Data entries for graphics:
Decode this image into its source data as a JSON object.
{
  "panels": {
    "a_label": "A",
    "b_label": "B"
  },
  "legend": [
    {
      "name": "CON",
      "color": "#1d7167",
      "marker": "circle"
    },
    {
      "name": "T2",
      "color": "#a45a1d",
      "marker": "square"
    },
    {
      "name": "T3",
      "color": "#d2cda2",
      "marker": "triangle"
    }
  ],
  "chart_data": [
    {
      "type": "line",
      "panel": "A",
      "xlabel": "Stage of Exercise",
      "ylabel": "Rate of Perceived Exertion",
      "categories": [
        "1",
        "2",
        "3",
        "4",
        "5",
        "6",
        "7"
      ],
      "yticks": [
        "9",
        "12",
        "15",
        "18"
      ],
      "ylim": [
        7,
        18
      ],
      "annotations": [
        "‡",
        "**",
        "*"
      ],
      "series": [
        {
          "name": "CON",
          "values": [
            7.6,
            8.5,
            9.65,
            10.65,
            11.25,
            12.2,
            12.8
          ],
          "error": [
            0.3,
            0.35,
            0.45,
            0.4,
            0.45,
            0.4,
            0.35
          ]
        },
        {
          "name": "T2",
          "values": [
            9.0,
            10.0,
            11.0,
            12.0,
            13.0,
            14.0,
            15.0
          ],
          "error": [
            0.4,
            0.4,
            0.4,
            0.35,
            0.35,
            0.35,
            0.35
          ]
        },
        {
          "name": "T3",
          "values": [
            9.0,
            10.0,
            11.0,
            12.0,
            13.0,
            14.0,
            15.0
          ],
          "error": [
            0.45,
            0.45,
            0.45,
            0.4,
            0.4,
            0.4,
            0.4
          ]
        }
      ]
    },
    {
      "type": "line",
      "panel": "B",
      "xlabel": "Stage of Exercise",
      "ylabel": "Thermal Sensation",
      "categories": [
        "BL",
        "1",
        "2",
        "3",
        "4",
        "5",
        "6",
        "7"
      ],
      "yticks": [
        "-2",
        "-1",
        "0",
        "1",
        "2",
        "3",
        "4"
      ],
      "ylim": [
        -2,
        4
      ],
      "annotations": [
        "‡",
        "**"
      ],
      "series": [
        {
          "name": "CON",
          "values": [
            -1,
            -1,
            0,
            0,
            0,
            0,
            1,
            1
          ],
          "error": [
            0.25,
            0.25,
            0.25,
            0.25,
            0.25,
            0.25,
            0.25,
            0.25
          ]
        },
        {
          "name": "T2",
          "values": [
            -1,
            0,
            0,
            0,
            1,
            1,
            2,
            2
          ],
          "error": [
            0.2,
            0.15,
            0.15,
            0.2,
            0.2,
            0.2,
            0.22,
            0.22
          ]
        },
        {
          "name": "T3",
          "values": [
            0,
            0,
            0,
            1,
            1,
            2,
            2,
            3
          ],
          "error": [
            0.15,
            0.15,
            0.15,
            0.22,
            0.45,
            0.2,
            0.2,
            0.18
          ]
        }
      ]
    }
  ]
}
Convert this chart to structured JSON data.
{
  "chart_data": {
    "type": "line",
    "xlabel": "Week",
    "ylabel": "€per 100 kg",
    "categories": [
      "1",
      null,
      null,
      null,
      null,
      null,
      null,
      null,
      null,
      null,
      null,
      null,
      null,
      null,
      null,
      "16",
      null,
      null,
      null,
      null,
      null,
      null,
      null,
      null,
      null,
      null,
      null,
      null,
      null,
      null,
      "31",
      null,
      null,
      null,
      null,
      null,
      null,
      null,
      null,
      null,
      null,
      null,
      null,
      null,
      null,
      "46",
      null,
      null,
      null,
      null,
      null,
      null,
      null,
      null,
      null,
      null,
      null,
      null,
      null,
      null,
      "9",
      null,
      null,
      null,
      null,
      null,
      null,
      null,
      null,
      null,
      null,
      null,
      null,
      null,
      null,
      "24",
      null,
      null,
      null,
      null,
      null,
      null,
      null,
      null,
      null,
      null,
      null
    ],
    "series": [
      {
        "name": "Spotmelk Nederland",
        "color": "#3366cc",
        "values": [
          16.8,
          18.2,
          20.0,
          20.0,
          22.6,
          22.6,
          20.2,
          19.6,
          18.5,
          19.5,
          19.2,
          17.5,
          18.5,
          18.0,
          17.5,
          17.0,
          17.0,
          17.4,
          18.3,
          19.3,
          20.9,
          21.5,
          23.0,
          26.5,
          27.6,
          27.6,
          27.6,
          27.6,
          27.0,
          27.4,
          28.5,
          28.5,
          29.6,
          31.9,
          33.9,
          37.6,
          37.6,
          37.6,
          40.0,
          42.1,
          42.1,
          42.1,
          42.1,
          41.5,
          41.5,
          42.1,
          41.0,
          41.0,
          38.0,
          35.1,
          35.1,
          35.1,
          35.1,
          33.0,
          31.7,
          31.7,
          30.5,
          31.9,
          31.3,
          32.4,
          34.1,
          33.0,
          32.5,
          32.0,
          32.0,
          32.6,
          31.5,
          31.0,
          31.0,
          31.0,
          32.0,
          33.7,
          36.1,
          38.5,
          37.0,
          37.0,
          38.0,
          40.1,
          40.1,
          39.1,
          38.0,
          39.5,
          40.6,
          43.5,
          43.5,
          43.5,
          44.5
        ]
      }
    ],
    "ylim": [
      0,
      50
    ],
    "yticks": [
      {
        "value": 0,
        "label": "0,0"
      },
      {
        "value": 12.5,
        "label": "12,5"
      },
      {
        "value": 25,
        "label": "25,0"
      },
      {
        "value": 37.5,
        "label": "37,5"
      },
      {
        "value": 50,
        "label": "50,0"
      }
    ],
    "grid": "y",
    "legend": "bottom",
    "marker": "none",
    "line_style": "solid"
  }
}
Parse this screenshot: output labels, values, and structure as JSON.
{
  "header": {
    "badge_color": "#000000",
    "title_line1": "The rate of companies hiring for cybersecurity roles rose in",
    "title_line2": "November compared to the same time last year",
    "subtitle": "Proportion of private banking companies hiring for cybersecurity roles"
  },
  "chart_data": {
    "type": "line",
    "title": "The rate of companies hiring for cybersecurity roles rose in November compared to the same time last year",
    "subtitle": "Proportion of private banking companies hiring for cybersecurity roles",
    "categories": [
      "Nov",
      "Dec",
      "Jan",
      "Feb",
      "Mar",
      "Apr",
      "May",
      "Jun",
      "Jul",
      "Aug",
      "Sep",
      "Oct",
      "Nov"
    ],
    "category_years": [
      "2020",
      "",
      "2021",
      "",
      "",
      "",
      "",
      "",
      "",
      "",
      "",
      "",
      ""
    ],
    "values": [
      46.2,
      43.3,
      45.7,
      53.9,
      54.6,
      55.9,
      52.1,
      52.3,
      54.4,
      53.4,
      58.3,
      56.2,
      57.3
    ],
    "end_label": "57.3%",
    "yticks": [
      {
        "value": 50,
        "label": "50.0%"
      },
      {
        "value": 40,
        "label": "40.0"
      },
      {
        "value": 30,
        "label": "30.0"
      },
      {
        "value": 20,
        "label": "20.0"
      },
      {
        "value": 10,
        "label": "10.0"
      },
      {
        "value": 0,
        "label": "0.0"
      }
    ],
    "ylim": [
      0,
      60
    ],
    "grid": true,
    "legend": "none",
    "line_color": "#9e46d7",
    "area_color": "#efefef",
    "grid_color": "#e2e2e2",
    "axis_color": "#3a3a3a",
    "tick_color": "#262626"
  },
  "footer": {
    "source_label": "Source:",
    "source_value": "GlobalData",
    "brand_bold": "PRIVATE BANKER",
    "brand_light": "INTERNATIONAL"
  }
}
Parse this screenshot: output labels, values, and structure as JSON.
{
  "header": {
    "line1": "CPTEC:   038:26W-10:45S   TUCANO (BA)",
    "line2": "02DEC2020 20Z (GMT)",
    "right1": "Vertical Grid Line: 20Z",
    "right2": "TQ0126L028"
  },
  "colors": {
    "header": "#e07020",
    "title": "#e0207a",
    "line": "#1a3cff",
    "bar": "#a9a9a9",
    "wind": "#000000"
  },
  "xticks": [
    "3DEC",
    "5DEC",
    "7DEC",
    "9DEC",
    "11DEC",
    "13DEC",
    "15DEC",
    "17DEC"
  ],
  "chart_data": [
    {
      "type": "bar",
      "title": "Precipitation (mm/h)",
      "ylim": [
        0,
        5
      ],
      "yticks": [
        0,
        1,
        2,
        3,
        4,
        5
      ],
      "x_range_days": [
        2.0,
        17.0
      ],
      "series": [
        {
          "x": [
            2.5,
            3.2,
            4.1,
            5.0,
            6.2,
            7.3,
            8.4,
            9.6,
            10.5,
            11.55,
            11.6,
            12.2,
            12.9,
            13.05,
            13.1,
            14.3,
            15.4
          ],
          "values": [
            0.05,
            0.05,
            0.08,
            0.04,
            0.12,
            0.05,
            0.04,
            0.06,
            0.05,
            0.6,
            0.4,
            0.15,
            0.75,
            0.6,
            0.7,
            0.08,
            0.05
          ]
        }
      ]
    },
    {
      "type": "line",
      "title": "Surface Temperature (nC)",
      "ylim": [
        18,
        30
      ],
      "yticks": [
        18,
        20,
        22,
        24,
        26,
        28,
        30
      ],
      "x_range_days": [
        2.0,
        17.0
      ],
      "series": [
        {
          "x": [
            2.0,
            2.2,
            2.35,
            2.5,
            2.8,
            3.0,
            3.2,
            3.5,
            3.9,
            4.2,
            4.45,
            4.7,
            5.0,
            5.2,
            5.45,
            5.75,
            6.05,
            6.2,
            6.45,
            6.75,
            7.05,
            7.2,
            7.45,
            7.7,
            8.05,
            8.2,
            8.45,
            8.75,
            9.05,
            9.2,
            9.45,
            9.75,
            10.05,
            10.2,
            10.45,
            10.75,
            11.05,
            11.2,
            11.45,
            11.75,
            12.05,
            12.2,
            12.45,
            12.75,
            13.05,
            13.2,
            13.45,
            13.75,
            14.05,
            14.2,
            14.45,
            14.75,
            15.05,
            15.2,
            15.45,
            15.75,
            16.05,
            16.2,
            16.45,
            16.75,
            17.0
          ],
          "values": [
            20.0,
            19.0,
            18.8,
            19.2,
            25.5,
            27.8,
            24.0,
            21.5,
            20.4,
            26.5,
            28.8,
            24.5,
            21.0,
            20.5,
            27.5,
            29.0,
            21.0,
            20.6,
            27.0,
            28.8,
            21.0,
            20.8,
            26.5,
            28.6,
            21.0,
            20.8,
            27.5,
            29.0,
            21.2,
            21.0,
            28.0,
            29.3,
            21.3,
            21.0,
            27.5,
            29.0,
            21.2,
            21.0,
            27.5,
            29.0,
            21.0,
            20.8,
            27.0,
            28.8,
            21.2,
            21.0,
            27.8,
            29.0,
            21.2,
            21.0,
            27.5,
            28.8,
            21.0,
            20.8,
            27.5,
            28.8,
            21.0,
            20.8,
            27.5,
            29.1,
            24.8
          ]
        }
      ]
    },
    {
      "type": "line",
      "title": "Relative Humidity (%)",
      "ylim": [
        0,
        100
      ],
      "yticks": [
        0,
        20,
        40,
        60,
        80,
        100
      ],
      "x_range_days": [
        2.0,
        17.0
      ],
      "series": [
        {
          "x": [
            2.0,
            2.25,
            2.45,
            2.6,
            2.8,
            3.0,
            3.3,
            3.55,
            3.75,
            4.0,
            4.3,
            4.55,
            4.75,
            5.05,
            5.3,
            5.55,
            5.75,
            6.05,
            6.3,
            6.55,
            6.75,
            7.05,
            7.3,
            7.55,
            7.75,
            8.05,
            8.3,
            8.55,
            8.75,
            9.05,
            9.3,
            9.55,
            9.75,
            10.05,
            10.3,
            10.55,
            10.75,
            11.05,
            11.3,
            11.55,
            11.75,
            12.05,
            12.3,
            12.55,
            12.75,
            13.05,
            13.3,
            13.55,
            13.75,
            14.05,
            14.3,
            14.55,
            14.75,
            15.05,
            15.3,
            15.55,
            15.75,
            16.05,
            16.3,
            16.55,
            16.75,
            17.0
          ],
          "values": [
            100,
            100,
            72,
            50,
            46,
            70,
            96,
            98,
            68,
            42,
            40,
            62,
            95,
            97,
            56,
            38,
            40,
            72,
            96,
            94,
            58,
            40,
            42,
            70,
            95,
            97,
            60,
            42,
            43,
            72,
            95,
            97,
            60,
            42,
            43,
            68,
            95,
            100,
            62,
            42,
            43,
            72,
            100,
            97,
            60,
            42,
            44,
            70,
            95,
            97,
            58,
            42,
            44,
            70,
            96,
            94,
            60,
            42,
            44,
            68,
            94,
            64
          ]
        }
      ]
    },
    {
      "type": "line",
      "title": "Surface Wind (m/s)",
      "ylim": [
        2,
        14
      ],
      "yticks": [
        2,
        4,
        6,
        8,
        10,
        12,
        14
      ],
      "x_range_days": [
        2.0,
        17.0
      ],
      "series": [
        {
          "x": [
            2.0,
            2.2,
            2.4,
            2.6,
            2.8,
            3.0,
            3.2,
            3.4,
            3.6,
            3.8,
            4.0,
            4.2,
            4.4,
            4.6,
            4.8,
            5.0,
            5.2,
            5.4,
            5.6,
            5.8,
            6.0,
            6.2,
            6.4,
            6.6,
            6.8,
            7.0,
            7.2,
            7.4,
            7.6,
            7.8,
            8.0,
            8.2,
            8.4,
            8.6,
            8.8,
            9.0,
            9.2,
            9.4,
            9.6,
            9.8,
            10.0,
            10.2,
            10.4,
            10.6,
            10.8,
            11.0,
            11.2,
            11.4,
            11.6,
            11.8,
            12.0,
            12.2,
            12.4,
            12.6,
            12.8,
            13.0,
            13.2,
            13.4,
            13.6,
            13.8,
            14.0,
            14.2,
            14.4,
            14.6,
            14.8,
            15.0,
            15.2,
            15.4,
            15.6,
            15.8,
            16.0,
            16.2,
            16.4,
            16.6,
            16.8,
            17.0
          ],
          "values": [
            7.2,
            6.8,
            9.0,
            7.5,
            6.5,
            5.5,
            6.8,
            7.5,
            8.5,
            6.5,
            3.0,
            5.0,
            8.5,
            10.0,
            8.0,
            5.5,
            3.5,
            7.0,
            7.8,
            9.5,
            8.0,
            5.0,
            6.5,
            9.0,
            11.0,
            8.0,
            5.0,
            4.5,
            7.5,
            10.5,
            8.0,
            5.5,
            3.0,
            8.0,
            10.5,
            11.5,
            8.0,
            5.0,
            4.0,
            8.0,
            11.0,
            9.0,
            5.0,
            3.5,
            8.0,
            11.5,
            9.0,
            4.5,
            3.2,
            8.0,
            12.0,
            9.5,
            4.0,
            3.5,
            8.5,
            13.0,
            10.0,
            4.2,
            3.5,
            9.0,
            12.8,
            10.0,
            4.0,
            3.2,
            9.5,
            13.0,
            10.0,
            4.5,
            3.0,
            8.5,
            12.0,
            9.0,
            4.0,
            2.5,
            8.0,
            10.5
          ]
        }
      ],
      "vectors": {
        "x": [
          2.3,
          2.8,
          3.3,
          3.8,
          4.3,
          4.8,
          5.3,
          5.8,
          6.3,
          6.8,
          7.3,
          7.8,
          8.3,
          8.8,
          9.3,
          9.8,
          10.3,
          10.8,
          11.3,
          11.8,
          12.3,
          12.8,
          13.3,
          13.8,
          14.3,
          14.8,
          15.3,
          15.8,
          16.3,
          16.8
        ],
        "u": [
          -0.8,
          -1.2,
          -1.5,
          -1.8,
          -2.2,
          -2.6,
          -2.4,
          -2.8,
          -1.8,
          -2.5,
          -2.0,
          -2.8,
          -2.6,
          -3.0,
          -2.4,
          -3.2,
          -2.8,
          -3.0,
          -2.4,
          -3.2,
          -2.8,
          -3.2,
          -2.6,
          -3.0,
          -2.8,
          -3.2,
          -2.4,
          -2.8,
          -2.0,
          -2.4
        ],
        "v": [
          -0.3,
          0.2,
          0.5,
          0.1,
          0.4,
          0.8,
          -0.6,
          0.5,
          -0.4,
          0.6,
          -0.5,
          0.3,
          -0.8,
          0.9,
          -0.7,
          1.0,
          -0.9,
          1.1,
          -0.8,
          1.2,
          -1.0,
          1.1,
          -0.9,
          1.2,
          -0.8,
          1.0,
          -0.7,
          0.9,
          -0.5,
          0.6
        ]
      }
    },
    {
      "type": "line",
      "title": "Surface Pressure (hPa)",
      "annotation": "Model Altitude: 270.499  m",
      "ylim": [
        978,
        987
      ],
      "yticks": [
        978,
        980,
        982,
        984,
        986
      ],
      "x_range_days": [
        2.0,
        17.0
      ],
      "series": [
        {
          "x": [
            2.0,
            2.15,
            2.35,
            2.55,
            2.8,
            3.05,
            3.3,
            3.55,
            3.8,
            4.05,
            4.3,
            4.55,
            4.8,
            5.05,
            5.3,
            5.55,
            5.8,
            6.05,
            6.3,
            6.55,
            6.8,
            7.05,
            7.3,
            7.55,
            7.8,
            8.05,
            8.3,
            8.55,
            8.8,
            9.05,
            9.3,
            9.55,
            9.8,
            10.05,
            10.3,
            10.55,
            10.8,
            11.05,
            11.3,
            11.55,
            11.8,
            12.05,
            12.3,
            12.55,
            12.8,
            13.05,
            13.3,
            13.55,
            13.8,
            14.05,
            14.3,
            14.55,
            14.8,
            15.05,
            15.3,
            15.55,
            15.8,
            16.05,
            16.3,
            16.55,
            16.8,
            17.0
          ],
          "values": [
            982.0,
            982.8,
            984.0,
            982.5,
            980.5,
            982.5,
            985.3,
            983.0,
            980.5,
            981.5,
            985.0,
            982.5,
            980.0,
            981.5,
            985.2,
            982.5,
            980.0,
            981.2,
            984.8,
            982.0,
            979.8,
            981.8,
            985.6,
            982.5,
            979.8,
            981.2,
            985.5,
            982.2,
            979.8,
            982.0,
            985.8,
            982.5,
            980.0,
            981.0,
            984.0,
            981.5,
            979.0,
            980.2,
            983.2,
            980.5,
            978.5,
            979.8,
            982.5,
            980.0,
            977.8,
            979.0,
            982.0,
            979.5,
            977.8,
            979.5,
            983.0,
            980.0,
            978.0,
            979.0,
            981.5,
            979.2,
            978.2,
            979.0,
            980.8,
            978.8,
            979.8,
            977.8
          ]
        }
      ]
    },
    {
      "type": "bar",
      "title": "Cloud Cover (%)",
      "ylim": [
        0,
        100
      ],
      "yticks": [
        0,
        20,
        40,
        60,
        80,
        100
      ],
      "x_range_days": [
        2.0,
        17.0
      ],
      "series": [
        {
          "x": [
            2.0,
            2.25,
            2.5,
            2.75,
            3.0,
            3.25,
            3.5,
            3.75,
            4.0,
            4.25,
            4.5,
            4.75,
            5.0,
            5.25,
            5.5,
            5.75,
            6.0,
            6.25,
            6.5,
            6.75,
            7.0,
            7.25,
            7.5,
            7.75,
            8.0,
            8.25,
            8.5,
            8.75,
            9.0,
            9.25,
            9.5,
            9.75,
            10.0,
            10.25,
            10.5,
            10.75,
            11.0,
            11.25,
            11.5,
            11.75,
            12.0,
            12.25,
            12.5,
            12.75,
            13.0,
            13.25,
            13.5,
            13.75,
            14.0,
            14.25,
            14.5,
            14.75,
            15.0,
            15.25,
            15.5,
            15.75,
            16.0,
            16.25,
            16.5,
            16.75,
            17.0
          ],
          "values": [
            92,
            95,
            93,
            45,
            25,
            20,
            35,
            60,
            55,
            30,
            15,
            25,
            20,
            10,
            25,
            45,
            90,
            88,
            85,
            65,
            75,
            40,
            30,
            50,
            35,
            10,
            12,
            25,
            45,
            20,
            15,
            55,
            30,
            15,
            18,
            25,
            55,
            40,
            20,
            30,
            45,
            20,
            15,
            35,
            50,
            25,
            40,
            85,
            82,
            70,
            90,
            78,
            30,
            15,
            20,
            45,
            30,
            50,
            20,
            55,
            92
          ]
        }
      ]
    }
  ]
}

(Task brief): Look through the entries above; copy each line where the string "marker" appears.

(Correct result):
      "marker": "circle"
      "marker": "square"
      "marker": "triangle"
    "marker": "none",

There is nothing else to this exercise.